Items from a data source:
□ □ □

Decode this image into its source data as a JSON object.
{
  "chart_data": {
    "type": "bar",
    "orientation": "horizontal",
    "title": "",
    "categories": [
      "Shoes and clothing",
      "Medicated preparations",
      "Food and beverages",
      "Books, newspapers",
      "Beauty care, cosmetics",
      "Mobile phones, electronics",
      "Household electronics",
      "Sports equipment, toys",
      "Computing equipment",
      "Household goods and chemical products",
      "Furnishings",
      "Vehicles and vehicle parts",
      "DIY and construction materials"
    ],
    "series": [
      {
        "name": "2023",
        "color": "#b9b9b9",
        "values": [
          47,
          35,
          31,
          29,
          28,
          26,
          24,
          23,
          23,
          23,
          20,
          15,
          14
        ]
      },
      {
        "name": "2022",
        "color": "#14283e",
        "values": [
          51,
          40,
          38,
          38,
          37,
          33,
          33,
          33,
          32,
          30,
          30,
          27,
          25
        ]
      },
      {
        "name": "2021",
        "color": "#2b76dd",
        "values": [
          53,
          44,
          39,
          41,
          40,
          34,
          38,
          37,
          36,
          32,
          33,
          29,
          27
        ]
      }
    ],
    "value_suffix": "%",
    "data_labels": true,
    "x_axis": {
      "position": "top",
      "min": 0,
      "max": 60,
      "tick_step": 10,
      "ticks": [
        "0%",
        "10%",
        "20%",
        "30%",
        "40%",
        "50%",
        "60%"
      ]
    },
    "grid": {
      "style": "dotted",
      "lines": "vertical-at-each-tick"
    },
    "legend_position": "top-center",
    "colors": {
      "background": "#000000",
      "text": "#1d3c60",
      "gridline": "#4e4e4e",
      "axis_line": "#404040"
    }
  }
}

□ □ □

:: Goal ::
Write the material out again in its entirety, exactly as shown.

:: Result of the task ::
Decode this image into its source data as a JSON object.
{
  "chart_data": {
    "type": "bar",
    "orientation": "horizontal",
    "title": "",
    "categories": [
      "Shoes and clothing",
      "Medicated preparations",
      "Food and beverages",
      "Books, newspapers",
      "Beauty care, cosmetics",
      "Mobile phones, electronics",
      "Household electronics",
      "Sports equipment, toys",
      "Computing equipment",
      "Household goods and chemical products",
      "Furnishings",
      "Vehicles and vehicle parts",
      "DIY and construction materials"
    ],
    "series": [
      {
        "name": "2023",
        "color": "#b9b9b9",
        "values": [
          47,
          35,
          31,
          29,
          28,
          26,
          24,
          23,
          23,
          23,
          20,
          15,
          14
        ]
      },
      {
        "name": "2022",
        "color": "#14283e",
        "values": [
          51,
          40,
          38,
          38,
          37,
          33,
          33,
          33,
          32,
          30,
          30,
          27,
          25
        ]
      },
      {
        "name": "2021",
        "color": "#2b76dd",
        "values": [
          53,
          44,
          39,
          41,
          40,
          34,
          38,
          37,
          36,
          32,
          33,
          29,
          27
        ]
      }
    ],
    "value_suffix": "%",
    "data_labels": true,
    "x_axis": {
      "position": "top",
      "min": 0,
      "max": 60,
      "tick_step": 10,
      "ticks": [
        "0%",
        "10%",
        "20%",
        "30%",
        "40%",
        "50%",
        "60%"
      ]
    },
    "grid": {
      "style": "dotted",
      "lines": "vertical-at-each-tick"
    },
    "legend_position": "top-center",
    "colors": {
      "background": "#000000",
      "text": "#1d3c60",
      "gridline": "#4e4e4e",
      "axis_line": "#404040"
    }
  }
}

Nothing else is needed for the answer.